# Data records
-=-=-=-=-

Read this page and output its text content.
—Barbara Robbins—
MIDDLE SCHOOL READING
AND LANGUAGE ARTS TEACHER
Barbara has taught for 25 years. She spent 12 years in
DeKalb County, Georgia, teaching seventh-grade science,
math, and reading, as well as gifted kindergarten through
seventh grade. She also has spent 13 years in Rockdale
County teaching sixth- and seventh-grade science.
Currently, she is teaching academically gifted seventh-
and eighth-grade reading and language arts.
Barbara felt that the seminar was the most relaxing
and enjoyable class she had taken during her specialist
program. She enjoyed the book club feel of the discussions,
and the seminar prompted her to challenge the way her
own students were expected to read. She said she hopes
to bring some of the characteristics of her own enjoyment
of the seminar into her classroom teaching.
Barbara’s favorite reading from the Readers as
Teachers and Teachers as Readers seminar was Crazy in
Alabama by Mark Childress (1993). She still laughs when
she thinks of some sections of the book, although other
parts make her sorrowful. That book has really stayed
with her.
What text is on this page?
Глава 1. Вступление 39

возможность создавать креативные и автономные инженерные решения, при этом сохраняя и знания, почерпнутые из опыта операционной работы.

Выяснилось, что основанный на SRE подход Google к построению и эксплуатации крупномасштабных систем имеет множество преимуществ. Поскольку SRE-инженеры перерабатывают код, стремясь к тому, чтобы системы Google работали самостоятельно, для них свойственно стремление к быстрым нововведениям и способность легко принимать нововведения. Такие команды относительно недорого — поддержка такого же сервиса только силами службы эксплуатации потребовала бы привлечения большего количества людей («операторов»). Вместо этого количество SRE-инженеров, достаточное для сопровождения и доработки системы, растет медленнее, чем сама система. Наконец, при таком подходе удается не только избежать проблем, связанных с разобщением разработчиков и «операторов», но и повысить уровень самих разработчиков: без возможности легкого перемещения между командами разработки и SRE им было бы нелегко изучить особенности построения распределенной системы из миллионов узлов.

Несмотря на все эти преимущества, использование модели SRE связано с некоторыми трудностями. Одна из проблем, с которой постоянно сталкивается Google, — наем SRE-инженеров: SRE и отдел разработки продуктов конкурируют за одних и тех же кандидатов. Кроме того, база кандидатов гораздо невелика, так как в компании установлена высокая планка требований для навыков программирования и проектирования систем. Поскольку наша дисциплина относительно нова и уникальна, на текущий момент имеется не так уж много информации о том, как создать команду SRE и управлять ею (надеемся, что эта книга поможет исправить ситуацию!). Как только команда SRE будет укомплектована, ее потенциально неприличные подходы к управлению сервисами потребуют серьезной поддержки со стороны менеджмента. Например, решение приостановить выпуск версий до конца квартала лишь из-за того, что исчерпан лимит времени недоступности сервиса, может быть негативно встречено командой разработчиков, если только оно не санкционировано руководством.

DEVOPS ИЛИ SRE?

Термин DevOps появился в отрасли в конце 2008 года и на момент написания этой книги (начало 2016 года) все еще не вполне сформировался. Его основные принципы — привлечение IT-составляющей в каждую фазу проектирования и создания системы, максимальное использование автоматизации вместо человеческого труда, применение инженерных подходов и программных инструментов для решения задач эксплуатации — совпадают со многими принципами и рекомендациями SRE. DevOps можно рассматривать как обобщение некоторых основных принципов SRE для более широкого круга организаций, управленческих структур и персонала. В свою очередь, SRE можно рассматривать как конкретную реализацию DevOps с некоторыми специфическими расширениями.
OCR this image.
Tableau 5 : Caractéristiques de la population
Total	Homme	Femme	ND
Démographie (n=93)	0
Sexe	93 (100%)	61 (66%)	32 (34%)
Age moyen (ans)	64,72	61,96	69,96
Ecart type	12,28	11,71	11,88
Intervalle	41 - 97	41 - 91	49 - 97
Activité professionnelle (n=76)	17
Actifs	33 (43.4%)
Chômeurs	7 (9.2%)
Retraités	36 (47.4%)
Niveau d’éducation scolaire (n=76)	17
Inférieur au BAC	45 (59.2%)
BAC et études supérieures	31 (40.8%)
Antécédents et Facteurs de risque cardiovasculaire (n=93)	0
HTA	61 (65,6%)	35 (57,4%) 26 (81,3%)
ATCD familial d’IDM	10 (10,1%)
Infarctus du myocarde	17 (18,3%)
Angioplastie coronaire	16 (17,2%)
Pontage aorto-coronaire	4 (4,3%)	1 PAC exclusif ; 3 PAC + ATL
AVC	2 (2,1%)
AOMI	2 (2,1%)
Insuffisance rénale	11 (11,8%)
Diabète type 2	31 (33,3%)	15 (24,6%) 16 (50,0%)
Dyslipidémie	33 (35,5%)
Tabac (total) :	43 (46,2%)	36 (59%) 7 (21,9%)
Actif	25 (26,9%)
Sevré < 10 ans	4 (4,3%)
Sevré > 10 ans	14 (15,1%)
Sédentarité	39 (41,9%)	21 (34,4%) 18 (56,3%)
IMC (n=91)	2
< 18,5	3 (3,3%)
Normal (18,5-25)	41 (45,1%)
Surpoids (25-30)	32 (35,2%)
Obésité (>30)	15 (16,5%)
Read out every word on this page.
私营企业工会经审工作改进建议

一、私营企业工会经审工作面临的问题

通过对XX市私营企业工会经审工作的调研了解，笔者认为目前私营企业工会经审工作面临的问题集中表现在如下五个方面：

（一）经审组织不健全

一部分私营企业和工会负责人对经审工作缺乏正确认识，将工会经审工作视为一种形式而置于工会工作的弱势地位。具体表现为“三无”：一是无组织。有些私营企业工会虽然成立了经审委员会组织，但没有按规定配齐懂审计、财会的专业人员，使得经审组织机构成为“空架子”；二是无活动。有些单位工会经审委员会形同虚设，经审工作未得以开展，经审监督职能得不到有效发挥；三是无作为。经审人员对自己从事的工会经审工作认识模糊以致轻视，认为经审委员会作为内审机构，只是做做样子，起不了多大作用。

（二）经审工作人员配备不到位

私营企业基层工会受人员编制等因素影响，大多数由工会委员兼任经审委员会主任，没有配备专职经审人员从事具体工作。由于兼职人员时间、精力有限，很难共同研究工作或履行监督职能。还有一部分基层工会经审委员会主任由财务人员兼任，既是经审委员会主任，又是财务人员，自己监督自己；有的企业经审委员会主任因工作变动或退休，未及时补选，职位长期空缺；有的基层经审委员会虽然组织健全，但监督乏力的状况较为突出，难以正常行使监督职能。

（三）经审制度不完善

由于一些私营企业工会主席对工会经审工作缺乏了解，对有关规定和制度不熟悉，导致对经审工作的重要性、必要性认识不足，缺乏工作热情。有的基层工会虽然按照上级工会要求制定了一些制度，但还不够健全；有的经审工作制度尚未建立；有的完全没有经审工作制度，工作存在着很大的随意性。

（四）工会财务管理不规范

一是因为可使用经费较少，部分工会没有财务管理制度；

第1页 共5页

-=-=-=-=-

# PROBLEM
Write every line of the material above again, exactly.

# COMPLETED EXERCISE
Read this page and output its text content.
—Barbara Robbins—
MIDDLE SCHOOL READING
AND LANGUAGE ARTS TEACHER
Barbara has taught for 25 years. She spent 12 years in
DeKalb County, Georgia, teaching seventh-grade science,
math, and reading, as well as gifted kindergarten through
seventh grade. She also has spent 13 years in Rockdale
County teaching sixth- and seventh-grade science.
Currently, she is teaching academically gifted seventh-
and eighth-grade reading and language arts.
Barbara felt that the seminar was the most relaxing
and enjoyable class she had taken during her specialist
program. She enjoyed the book club feel of the discussions,
and the seminar prompted her to challenge the way her
own students were expected to read. She said she hopes
to bring some of the characteristics of her own enjoyment
of the seminar into her classroom teaching.
Barbara’s favorite reading from the Readers as
Teachers and Teachers as Readers seminar was Crazy in
Alabama by Mark Childress (1993). She still laughs when
she thinks of some sections of the book, although other
parts make her sorrowful. That book has really stayed
with her.
What text is on this page?
Глава 1. Вступление 39

возможность создавать креативные и автономные инженерные решения, при этом сохраняя и знания, почерпнутые из опыта операционной работы.

Выяснилось, что основанный на SRE подход Google к построению и эксплуатации крупномасштабных систем имеет множество преимуществ. Поскольку SRE-инженеры перерабатывают код, стремясь к тому, чтобы системы Google работали самостоятельно, для них свойственно стремление к быстрым нововведениям и способность легко принимать нововведения. Такие команды относительно недорого — поддержка такого же сервиса только силами службы эксплуатации потребовала бы привлечения большего количества людей («операторов»). Вместо этого количество SRE-инженеров, достаточное для сопровождения и доработки системы, растет медленнее, чем сама система. Наконец, при таком подходе удается не только избежать проблем, связанных с разобщением разработчиков и «операторов», но и повысить уровень самих разработчиков: без возможности легкого перемещения между командами разработки и SRE им было бы нелегко изучить особенности построения распределенной системы из миллионов узлов.

Несмотря на все эти преимущества, использование модели SRE связано с некоторыми трудностями. Одна из проблем, с которой постоянно сталкивается Google, — наем SRE-инженеров: SRE и отдел разработки продуктов конкурируют за одних и тех же кандидатов. Кроме того, база кандидатов гораздо невелика, так как в компании установлена высокая планка требований для навыков программирования и проектирования систем. Поскольку наша дисциплина относительно нова и уникальна, на текущий момент имеется не так уж много информации о том, как создать команду SRE и управлять ею (надеемся, что эта книга поможет исправить ситуацию!). Как только команда SRE будет укомплектована, ее потенциально неприличные подходы к управлению сервисами потребуют серьезной поддержки со стороны менеджмента. Например, решение приостановить выпуск версий до конца квартала лишь из-за того, что исчерпан лимит времени недоступности сервиса, может быть негативно встречено командой разработчиков, если только оно не санкционировано руководством.

DEVOPS ИЛИ SRE?

Термин DevOps появился в отрасли в конце 2008 года и на момент написания этой книги (начало 2016 года) все еще не вполне сформировался. Его основные принципы — привлечение IT-составляющей в каждую фазу проектирования и создания системы, максимальное использование автоматизации вместо человеческого труда, применение инженерных подходов и программных инструментов для решения задач эксплуатации — совпадают со многими принципами и рекомендациями SRE. DevOps можно рассматривать как обобщение некоторых основных принципов SRE для более широкого круга организаций, управленческих структур и персонала. В свою очередь, SRE можно рассматривать как конкретную реализацию DevOps с некоторыми специфическими расширениями.
OCR this image.
Tableau 5 : Caractéristiques de la population
Total	Homme	Femme	ND
Démographie (n=93)	0
Sexe	93 (100%)	61 (66%)	32 (34%)
Age moyen (ans)	64,72	61,96	69,96
Ecart type	12,28	11,71	11,88
Intervalle	41 - 97	41 - 91	49 - 97
Activité professionnelle (n=76)	17
Actifs	33 (43.4%)
Chômeurs	7 (9.2%)
Retraités	36 (47.4%)
Niveau d’éducation scolaire (n=76)	17
Inférieur au BAC	45 (59.2%)
BAC et études supérieures	31 (40.8%)
Antécédents et Facteurs de risque cardiovasculaire (n=93)	0
HTA	61 (65,6%)	35 (57,4%) 26 (81,3%)
ATCD familial d’IDM	10 (10,1%)
Infarctus du myocarde	17 (18,3%)
Angioplastie coronaire	16 (17,2%)
Pontage aorto-coronaire	4 (4,3%)	1 PAC exclusif ; 3 PAC + ATL
AVC	2 (2,1%)
AOMI	2 (2,1%)
Insuffisance rénale	11 (11,8%)
Diabète type 2	31 (33,3%)	15 (24,6%) 16 (50,0%)
Dyslipidémie	33 (35,5%)
Tabac (total) :	43 (46,2%)	36 (59%) 7 (21,9%)
Actif	25 (26,9%)
Sevré < 10 ans	4 (4,3%)
Sevré > 10 ans	14 (15,1%)
Sédentarité	39 (41,9%)	21 (34,4%) 18 (56,3%)
IMC (n=91)	2
< 18,5	3 (3,3%)
Normal (18,5-25)	41 (45,1%)
Surpoids (25-30)	32 (35,2%)
Obésité (>30)	15 (16,5%)
Read out every word on this page.
私营企业工会经审工作改进建议

一、私营企业工会经审工作面临的问题

通过对XX市私营企业工会经审工作的调研了解，笔者认为目前私营企业工会经审工作面临的问题集中表现在如下五个方面：

（一）经审组织不健全

一部分私营企业和工会负责人对经审工作缺乏正确认识，将工会经审工作视为一种形式而置于工会工作的弱势地位。具体表现为“三无”：一是无组织。有些私营企业工会虽然成立了经审委员会组织，但没有按规定配齐懂审计、财会的专业人员，使得经审组织机构成为“空架子”；二是无活动。有些单位工会经审委员会形同虚设，经审工作未得以开展，经审监督职能得不到有效发挥；三是无作为。经审人员对自己从事的工会经审工作认识模糊以致轻视，认为经审委员会作为内审机构，只是做做样子，起不了多大作用。

（二）经审工作人员配备不到位

私营企业基层工会受人员编制等因素影响，大多数由工会委员兼任经审委员会主任，没有配备专职经审人员从事具体工作。由于兼职人员时间、精力有限，很难共同研究工作或履行监督职能。还有一部分基层工会经审委员会主任由财务人员兼任，既是经审委员会主任，又是财务人员，自己监督自己；有的企业经审委员会主任因工作变动或退休，未及时补选，职位长期空缺；有的基层经审委员会虽然组织健全，但监督乏力的状况较为突出，难以正常行使监督职能。

（三）经审制度不完善

由于一些私营企业工会主席对工会经审工作缺乏了解，对有关规定和制度不熟悉，导致对经审工作的重要性、必要性认识不足，缺乏工作热情。有的基层工会虽然按照上级工会要求制定了一些制度，但还不够健全；有的经审工作制度尚未建立；有的完全没有经审工作制度，工作存在着很大的随意性。

（四）工会财务管理不规范

一是因为可使用经费较少，部分工会没有财务管理制度；

第1页 共5页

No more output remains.